Items |
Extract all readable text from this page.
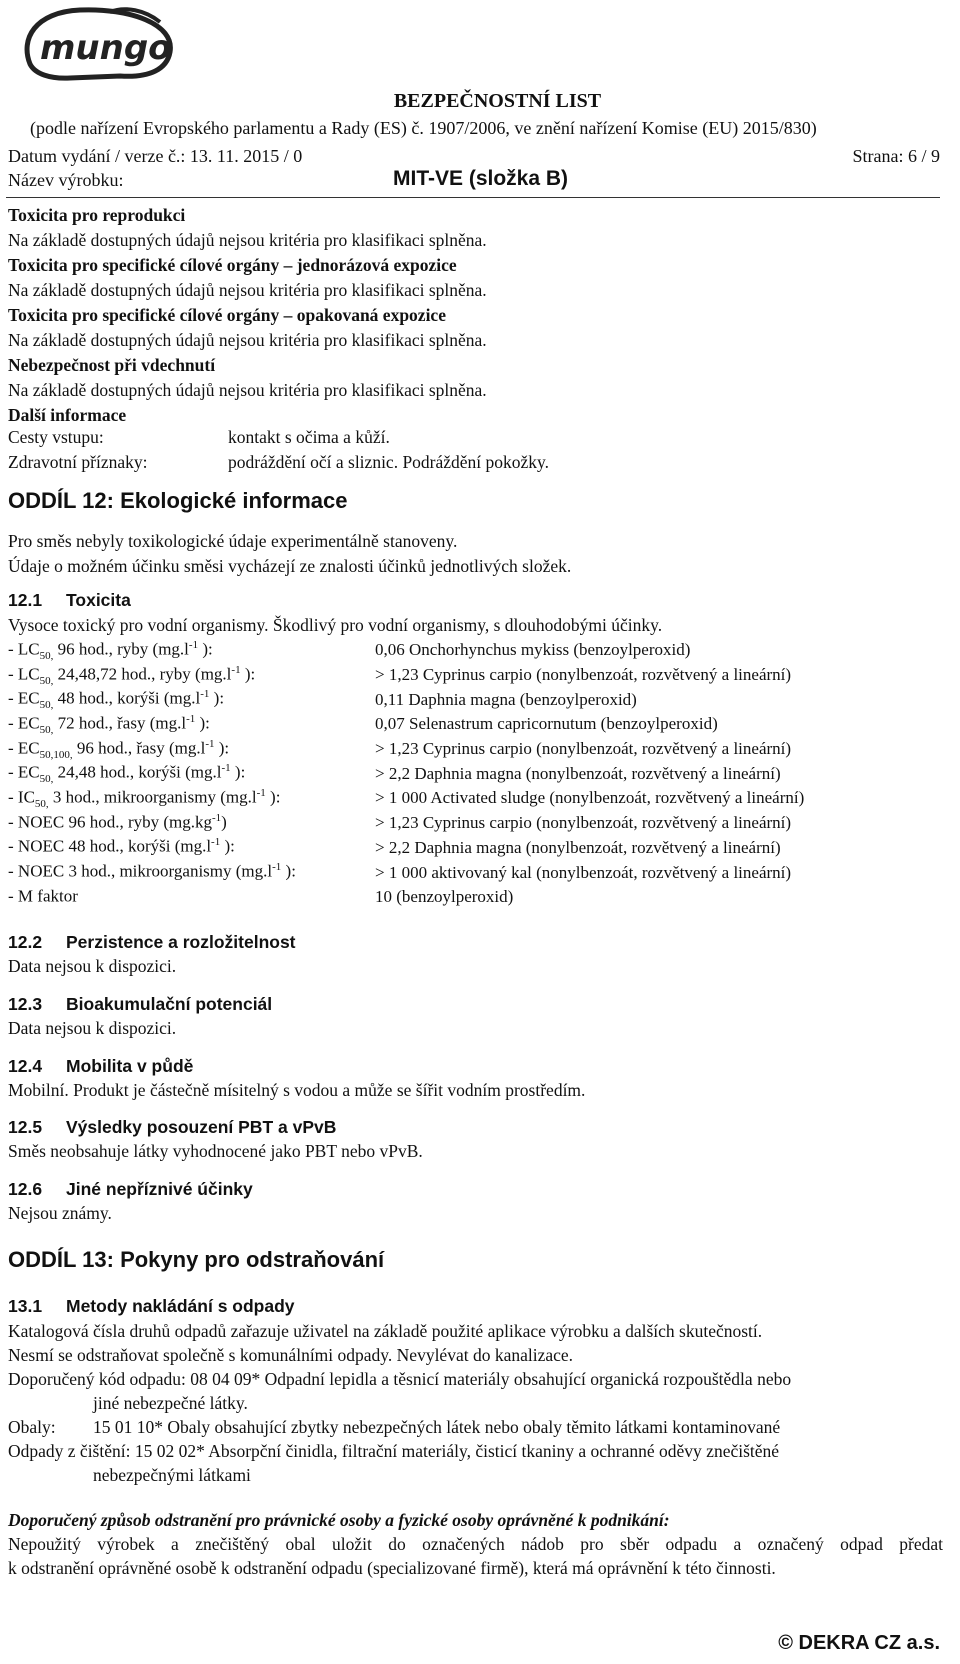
mungo
BEZPEČNOSTNÍ LIST
(podle nařízení Evropského parlamentu a Rady (ES) č. 1907/2006, ve znění nařízení Komise (EU) 2015/830)
Datum vydání / verze č.: 13. 11. 2015 / 0	Strana: 6 / 9
Název výrobku:	MIT-VE (složka B)
Toxicita pro reprodukci
Na základě dostupných údajů nejsou kritéria pro klasifikaci splněna.
Toxicita pro specifické cílové orgány – jednorázová expozice
Na základě dostupných údajů nejsou kritéria pro klasifikaci splněna.
Toxicita pro specifické cílové orgány – opakovaná expozice
Na základě dostupných údajů nejsou kritéria pro klasifikaci splněna.
Nebezpečnost při vdechnutí
Na základě dostupných údajů nejsou kritéria pro klasifikaci splněna.
Další informace
Cesty vstupu:	kontakt s očima a kůží.
Zdravotní příznaky:	podráždění očí a sliznic. Podráždění pokožky.
ODDÍL 12: Ekologické informace
Pro směs nebyly toxikologické údaje experimentálně stanoveny.
Údaje o možném účinku směsi vycházejí ze znalosti účinků jednotlivých složek.
12.1 Toxicita
Vysoce toxický pro vodní organismy. Škodlivý pro vodní organismy, s dlouhodobými účinky.
- $LC_{50,}$ 96 hod., ryby ($mg.l^{-1}$ ):	0,06 Onchorhynchus mykiss (benzoylperoxid)
- $LC_{50,}$ 24,48,72 hod., ryby ($mg.l^{-1}$ ):	> 1,23 Cyprinus carpio (nonylbenzoát, rozvětvený a lineární)
- $EC_{50,}$ 48 hod., korýši ($mg.l^{-1}$ ):	0,11 Daphnia magna (benzoylperoxid)
- $EC_{50,}$ 72 hod., řasy ($mg.l^{-1}$ ):	0,07 Selenastrum capricornutum (benzoylperoxid)
- $EC_{50,100,}$ 96 hod., řasy ($mg.l^{-1}$ ):	> 1,23 Cyprinus carpio (nonylbenzoát, rozvětvený a lineární)
- $EC_{50,}$ 24,48 hod., korýši ($mg.l^{-1}$ ):	> 2,2 Daphnia magna (nonylbenzoát, rozvětvený a lineární)
- $IC_{50,}$ 3 hod., mikroorganismy ($mg.l^{-1}$ ):	> 1 000 Activated sludge (nonylbenzoát, rozvětvený a lineární)
- NOEC 96 hod., ryby $(mg.kg^{-1})$	> 1,23 Cyprinus carpio (nonylbenzoát, rozvětvený a lineární)
- NOEC 48 hod., korýši ($mg.l^{-1}$ ):	> 2,2 Daphnia magna (nonylbenzoát, rozvětvený a lineární)
- NOEC 3 hod., mikroorganismy ($mg.l^{-1}$ ):	> 1 000 aktivovaný kal (nonylbenzoát, rozvětvený a lineární)
- M faktor	10 (benzoylperoxid)
12.2 Perzistence a rozložitelnost
Data nejsou k dispozici.
12.3 Bioakumulační potenciál
Data nejsou k dispozici.
12.4 Mobilita v půdě
Mobilní. Produkt je částečně mísitelný s vodou a může se šířit vodním prostředím.
12.5 Výsledky posouzení PBT a vPvB
Směs neobsahuje látky vyhodnocené jako PBT nebo vPvB.
12.6 Jiné nepříznivé účinky
Nejsou známy.
ODDÍL 13: Pokyny pro odstraňování
13.1 Metody nakládání s odpady
Katalogová čísla druhů odpadů zařazuje uživatel na základě použité aplikace výrobku a dalších skutečností.
Nesmí se odstraňovat společně s komunálními odpady. Nevylévat do kanalizace.
Doporučený kód odpadu: 08 04 09* Odpadní lepidla a těsnicí materiály obsahující organická rozpouštědla nebo
jiné nebezpečné látky.
Obaly: 15 01 10* Obaly obsahující zbytky nebezpečných látek nebo obaly těmito látkami kontaminované
Odpady z čištění: 15 02 02* Absorpční činidla, filtrační materiály, čisticí tkaniny a ochranné oděvy znečištěné
nebezpečnými látkami
Doporučený způsob odstranění pro právnické osoby a fyzické osoby oprávněné k podnikání:
Nepoužitý výrobek a znečištěný obal uložit do označených nádob pro sběr odpadu a označený odpad předat
k odstranění oprávněné osobě k odstranění odpadu (specializované firmě), která má oprávnění k této činnosti.
© DEKRA CZ a.s.
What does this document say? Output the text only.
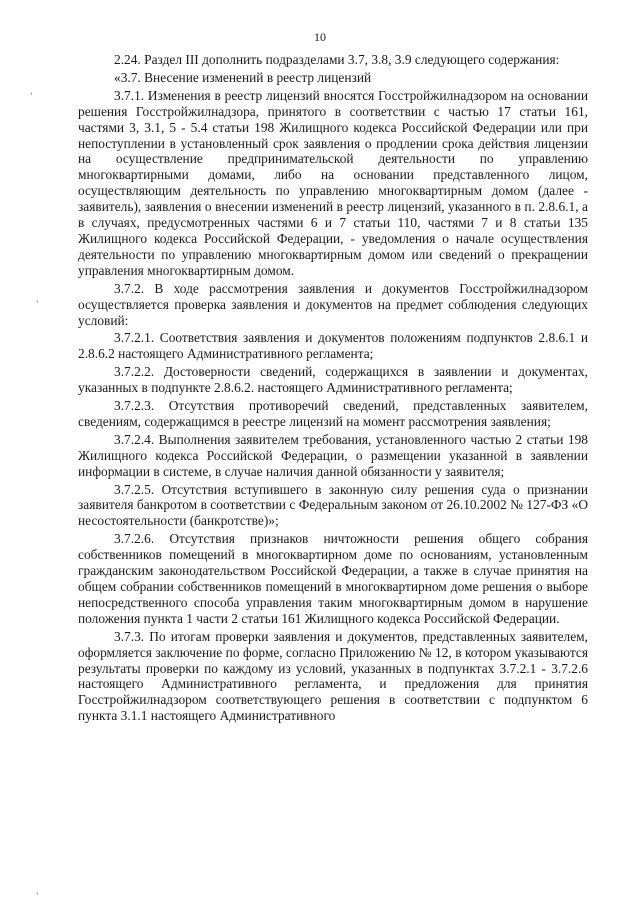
10
'
'
'

2.24. Раздел III дополнить подразделами 3.7, 3.8, 3.9 следующего содержания:

«3.7. Внесение изменений в реестр лицензий

3.7.1. Изменения в реестр лицензий вносятся Госстройжилнадзором на основании решения Госстройжилнадзора, принятого в соответствии с частью 17 статьи 161, частями 3, 3.1, 5 - 5.4 статьи 198 Жилищного кодекса Российской Федерации или при непоступлении в установленный срок заявления о продлении срока действия лицензии на осуществление предпринимательской деятельности по управлению многоквартирными домами, либо на основании представленного лицом, осуществляющим деятельность по управлению многоквартирным домом (далее - заявитель), заявления о внесении изменений в реестр лицензий, указанного в п. 2.8.6.1, а в случаях, предусмотренных частями 6 и 7 статьи 110, частями 7 и 8 статьи 135 Жилищного кодекса Российской Федерации, - уведомления о начале осуществления деятельности по управлению многоквартирным домом или сведений о прекращении управления многоквартирным домом.

3.7.2. В ходе рассмотрения заявления и документов Госстройжилнадзором осуществляется проверка заявления и документов на предмет соблюдения следующих условий:

3.7.2.1. Соответствия заявления и документов положениям подпунктов 2.8.6.1 и 2.8.6.2 настоящего Административного регламента;

3.7.2.2. Достоверности сведений, содержащихся в заявлении и документах, указанных в подпункте 2.8.6.2. настоящего Административного регламента;

3.7.2.3. Отсутствия противоречий сведений, представленных заявителем, сведениям, содержащимся в реестре лицензий на момент рассмотрения заявления;

3.7.2.4. Выполнения заявителем требования, установленного частью 2 статьи 198 Жилищного кодекса Российской Федерации, о размещении указанной в заявлении информации в системе, в случае наличия данной обязанности у заявителя;

3.7.2.5. Отсутствия вступившего в законную силу решения суда о признании заявителя банкротом в соответствии с Федеральным законом от 26.10.2002 № 127-ФЗ «О несостоятельности (банкротстве)»;

3.7.2.6. Отсутствия признаков ничтожности решения общего собрания собственников помещений в многоквартирном доме по основаниям, установленным гражданским законодательством Российской Федерации, а также в случае принятия на общем собрании собственников помещений в многоквартирном доме решения о выборе непосредственного способа управления таким многоквартирным домом в нарушение положения пункта 1 части 2 статьи 161 Жилищного кодекса Российской Федерации.

3.7.3. По итогам проверки заявления и документов, представленных заявителем, оформляется заключение по форме, согласно Приложению № 12, в котором указываются результаты проверки по каждому из условий, указанных в подпунктах 3.7.2.1 - 3.7.2.6 настоящего Административного регламента, и предложения для принятия Госстройжилнадзором соответствующего решения в соответствии с подпунктом 6 пункта 3.1.1 настоящего Административного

Written exercise | Quote the entries in full. Any image among them is to be omitted from the copy.

Expected output |
Extract all readable text from this page.
mungo
BEZPEČNOSTNÍ LIST
(podle nařízení Evropského parlamentu a Rady (ES) č. 1907/2006, ve znění nařízení Komise (EU) 2015/830)
Datum vydání / verze č.: 13. 11. 2015 / 0	Strana: 6 / 9
Název výrobku:	MIT-VE (složka B)
Toxicita pro reprodukci
Na základě dostupných údajů nejsou kritéria pro klasifikaci splněna.
Toxicita pro specifické cílové orgány – jednorázová expozice
Na základě dostupných údajů nejsou kritéria pro klasifikaci splněna.
Toxicita pro specifické cílové orgány – opakovaná expozice
Na základě dostupných údajů nejsou kritéria pro klasifikaci splněna.
Nebezpečnost při vdechnutí
Na základě dostupných údajů nejsou kritéria pro klasifikaci splněna.
Další informace
Cesty vstupu:	kontakt s očima a kůží.
Zdravotní příznaky:	podráždění očí a sliznic. Podráždění pokožky.
ODDÍL 12: Ekologické informace
Pro směs nebyly toxikologické údaje experimentálně stanoveny.
Údaje o možném účinku směsi vycházejí ze znalosti účinků jednotlivých složek.
12.1 Toxicita
Vysoce toxický pro vodní organismy. Škodlivý pro vodní organismy, s dlouhodobými účinky.
- $LC_{50,}$ 96 hod., ryby ($mg.l^{-1}$ ):	0,06 Onchorhynchus mykiss (benzoylperoxid)
- $LC_{50,}$ 24,48,72 hod., ryby ($mg.l^{-1}$ ):	> 1,23 Cyprinus carpio (nonylbenzoát, rozvětvený a lineární)
- $EC_{50,}$ 48 hod., korýši ($mg.l^{-1}$ ):	0,11 Daphnia magna (benzoylperoxid)
- $EC_{50,}$ 72 hod., řasy ($mg.l^{-1}$ ):	0,07 Selenastrum capricornutum (benzoylperoxid)
- $EC_{50,100,}$ 96 hod., řasy ($mg.l^{-1}$ ):	> 1,23 Cyprinus carpio (nonylbenzoát, rozvětvený a lineární)
- $EC_{50,}$ 24,48 hod., korýši ($mg.l^{-1}$ ):	> 2,2 Daphnia magna (nonylbenzoát, rozvětvený a lineární)
- $IC_{50,}$ 3 hod., mikroorganismy ($mg.l^{-1}$ ):	> 1 000 Activated sludge (nonylbenzoát, rozvětvený a lineární)
- NOEC 96 hod., ryby $(mg.kg^{-1})$	> 1,23 Cyprinus carpio (nonylbenzoát, rozvětvený a lineární)
- NOEC 48 hod., korýši ($mg.l^{-1}$ ):	> 2,2 Daphnia magna (nonylbenzoát, rozvětvený a lineární)
- NOEC 3 hod., mikroorganismy ($mg.l^{-1}$ ):	> 1 000 aktivovaný kal (nonylbenzoát, rozvětvený a lineární)
- M faktor	10 (benzoylperoxid)
12.2 Perzistence a rozložitelnost
Data nejsou k dispozici.
12.3 Bioakumulační potenciál
Data nejsou k dispozici.
12.4 Mobilita v půdě
Mobilní. Produkt je částečně mísitelný s vodou a může se šířit vodním prostředím.
12.5 Výsledky posouzení PBT a vPvB
Směs neobsahuje látky vyhodnocené jako PBT nebo vPvB.
12.6 Jiné nepříznivé účinky
Nejsou známy.
ODDÍL 13: Pokyny pro odstraňování
13.1 Metody nakládání s odpady
Katalogová čísla druhů odpadů zařazuje uživatel na základě použité aplikace výrobku a dalších skutečností.
Nesmí se odstraňovat společně s komunálními odpady. Nevylévat do kanalizace.
Doporučený kód odpadu: 08 04 09* Odpadní lepidla a těsnicí materiály obsahující organická rozpouštědla nebo
jiné nebezpečné látky.
Obaly: 15 01 10* Obaly obsahující zbytky nebezpečných látek nebo obaly těmito látkami kontaminované
Odpady z čištění: 15 02 02* Absorpční činidla, filtrační materiály, čisticí tkaniny a ochranné oděvy znečištěné
nebezpečnými látkami
Doporučený způsob odstranění pro právnické osoby a fyzické osoby oprávněné k podnikání:
Nepoužitý výrobek a znečištěný obal uložit do označených nádob pro sběr odpadu a označený odpad předat
k odstranění oprávněné osobě k odstranění odpadu (specializované firmě), která má oprávnění k této činnosti.
© DEKRA CZ a.s.
What does this document say? Output the text only.
10
'
'
'

2.24. Раздел III дополнить подразделами 3.7, 3.8, 3.9 следующего содержания:

«3.7. Внесение изменений в реестр лицензий

3.7.1. Изменения в реестр лицензий вносятся Госстройжилнадзором на основании решения Госстройжилнадзора, принятого в соответствии с частью 17 статьи 161, частями 3, 3.1, 5 - 5.4 статьи 198 Жилищного кодекса Российской Федерации или при непоступлении в установленный срок заявления о продлении срока действия лицензии на осуществление предпринимательской деятельности по управлению многоквартирными домами, либо на основании представленного лицом, осуществляющим деятельность по управлению многоквартирным домом (далее - заявитель), заявления о внесении изменений в реестр лицензий, указанного в п. 2.8.6.1, а в случаях, предусмотренных частями 6 и 7 статьи 110, частями 7 и 8 статьи 135 Жилищного кодекса Российской Федерации, - уведомления о начале осуществления деятельности по управлению многоквартирным домом или сведений о прекращении управления многоквартирным домом.

3.7.2. В ходе рассмотрения заявления и документов Госстройжилнадзором осуществляется проверка заявления и документов на предмет соблюдения следующих условий:

3.7.2.1. Соответствия заявления и документов положениям подпунктов 2.8.6.1 и 2.8.6.2 настоящего Административного регламента;

3.7.2.2. Достоверности сведений, содержащихся в заявлении и документах, указанных в подпункте 2.8.6.2. настоящего Административного регламента;

3.7.2.3. Отсутствия противоречий сведений, представленных заявителем, сведениям, содержащимся в реестре лицензий на момент рассмотрения заявления;

3.7.2.4. Выполнения заявителем требования, установленного частью 2 статьи 198 Жилищного кодекса Российской Федерации, о размещении указанной в заявлении информации в системе, в случае наличия данной обязанности у заявителя;

3.7.2.5. Отсутствия вступившего в законную силу решения суда о признании заявителя банкротом в соответствии с Федеральным законом от 26.10.2002 № 127-ФЗ «О несостоятельности (банкротстве)»;

3.7.2.6. Отсутствия признаков ничтожности решения общего собрания собственников помещений в многоквартирном доме по основаниям, установленным гражданским законодательством Российской Федерации, а также в случае принятия на общем собрании собственников помещений в многоквартирном доме решения о выборе непосредственного способа управления таким многоквартирным домом в нарушение положения пункта 1 части 2 статьи 161 Жилищного кодекса Российской Федерации.

3.7.3. По итогам проверки заявления и документов, представленных заявителем, оформляется заключение по форме, согласно Приложению № 12, в котором указываются результаты проверки по каждому из условий, указанных в подпунктах 3.7.2.1 - 3.7.2.6 настоящего Административного регламента, и предложения для принятия Госстройжилнадзором соответствующего решения в соответствии с подпунктом 6 пункта 3.1.1 настоящего Административного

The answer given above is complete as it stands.